Exercise instructions -
1 – In the crypto adoption passage, do these statements agree with the text? (a) A CNBC report puts passive investing at nearly half of the U.S. stock market. (b) A self-directed investment account has a financial advisor tied to it. (c) The large financial players custody Bitcoin for investors.
2 – According to Hartford Funds as cited in the crypto adoption passage, which strategies have outperformed active large blend strategies for the last 6+ years?
3 – Reproduce the crypto adoption passage between "This all matters" and "Tie Into Cryptocurrency?", inclusive.
BEGIN Passage
Despite the global cryptocurrency markets seeing significant growth the last decade, the market still lacks the proper infrastructure for global adoption. From an investment standpoint, the traditional markets and crypto markets are highly fragmented. Investors value their assets being under “one roof”, but this is extremely difficult if investors hold digital assets. How could retirement accounts pave the way for higher adoption rates? 

Passive Investing 

Since 2008, investors have changed their approach significantly. According to a report by CNBC, passive investing accounts for nearly half of the U.S stock market. Passive investing leverages products like ETFs and passively managed mutual funds. Since these products don’t have portfolio managers “actively” managing the funds, they’re extremely cheap to own. With incurring lower expense ratios, this is more money going into investor pockets in the form of “total returns.” Many advisors criticize passive management, but the data speaks for itself. According to a report by Hartford Funds, passively large blend strategies have outperformed active large blend strategies for the last 6+ years.

This all matters because many investors are leveraging “self direct” accounts that give them the ability to manage their own assets. A self directed investment account has no financial advisor tied to it. The buying, selling, and allocation mix is all up to the investor, at a fraction of the cost.

How Does This Tie Into Cryptocurrency? 

Most investors today have assets at the popular financial firms such as JP Morgan, Morgan Stanley, Merrill Lynch, and many others. Within these firms, many investors play in two arenas, having advised accounts and self-managed accounts. This gives them the ability to stay “disciplined” by ensuring that a financial advisor is overseeing most of their assets. Self-managed accounts typically involve investments that the financial advisor wouldn’t allocate in advised accounts for fiduciary reasons. If investors at these firms own Bitcoin, it’s difficult to oversee these investments since the large financial players don’t support or custody Bitcoin whatsoever.
END Passage
BEGIN Dataset excerpts
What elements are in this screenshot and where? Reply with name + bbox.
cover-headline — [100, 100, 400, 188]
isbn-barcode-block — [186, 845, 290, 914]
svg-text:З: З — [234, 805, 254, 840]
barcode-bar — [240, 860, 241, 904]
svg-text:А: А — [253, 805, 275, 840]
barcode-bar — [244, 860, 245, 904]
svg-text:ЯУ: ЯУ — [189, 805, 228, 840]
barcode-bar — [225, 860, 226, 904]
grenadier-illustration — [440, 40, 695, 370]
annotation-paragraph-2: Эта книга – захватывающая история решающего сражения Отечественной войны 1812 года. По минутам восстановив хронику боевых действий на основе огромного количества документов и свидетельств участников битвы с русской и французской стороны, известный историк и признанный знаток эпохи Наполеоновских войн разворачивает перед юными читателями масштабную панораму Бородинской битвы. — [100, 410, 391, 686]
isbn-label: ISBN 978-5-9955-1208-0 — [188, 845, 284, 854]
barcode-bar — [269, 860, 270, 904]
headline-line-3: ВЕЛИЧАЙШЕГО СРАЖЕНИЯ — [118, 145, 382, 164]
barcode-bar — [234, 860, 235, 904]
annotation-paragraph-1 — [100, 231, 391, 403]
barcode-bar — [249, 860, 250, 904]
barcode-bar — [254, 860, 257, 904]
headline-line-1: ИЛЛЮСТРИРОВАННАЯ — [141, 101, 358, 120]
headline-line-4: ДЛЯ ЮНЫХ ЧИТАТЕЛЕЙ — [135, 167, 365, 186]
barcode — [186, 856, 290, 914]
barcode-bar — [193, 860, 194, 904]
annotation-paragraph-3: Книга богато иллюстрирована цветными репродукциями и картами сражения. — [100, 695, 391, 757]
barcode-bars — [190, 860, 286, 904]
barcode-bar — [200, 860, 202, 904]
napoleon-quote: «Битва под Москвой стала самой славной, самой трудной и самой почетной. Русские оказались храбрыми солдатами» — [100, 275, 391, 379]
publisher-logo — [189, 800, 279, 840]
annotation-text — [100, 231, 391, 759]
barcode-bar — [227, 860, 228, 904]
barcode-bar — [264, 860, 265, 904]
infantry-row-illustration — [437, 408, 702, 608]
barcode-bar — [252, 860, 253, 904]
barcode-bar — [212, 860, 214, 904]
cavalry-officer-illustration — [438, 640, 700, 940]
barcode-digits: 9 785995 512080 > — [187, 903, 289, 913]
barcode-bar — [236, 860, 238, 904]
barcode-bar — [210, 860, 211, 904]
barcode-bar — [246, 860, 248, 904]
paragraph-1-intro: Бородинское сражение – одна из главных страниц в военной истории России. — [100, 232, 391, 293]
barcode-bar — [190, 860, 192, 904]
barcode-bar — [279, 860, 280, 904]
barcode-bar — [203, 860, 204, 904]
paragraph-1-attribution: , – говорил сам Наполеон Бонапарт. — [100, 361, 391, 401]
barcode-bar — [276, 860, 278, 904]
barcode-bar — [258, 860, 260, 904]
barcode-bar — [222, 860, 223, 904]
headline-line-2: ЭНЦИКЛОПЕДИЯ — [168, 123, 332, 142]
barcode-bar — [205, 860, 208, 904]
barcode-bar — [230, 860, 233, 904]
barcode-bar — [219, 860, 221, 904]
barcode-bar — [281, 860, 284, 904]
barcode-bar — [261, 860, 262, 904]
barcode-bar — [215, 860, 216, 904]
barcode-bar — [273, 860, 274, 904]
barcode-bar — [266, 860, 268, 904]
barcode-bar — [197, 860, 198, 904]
END Dataset excerpts
Outputs in order -
1 –
(a) Yes: "According to a report by CNBC, passive investing accounts for nearly half of the U.S stock market."
(b) No: "A self directed investment account has no financial advisor tied to it."
(c) No: "the large financial players don’t support or custody Bitcoin whatsoever."

2 – Passively large blend strategies.

3 –
This all matters because many investors are leveraging “self direct” accounts that give them the ability to manage their own assets. A self directed investment account has no financial advisor tied to it. The buying, selling, and allocation mix is all up to the investor, at a fraction of the cost.

How Does This Tie Into Cryptocurrency?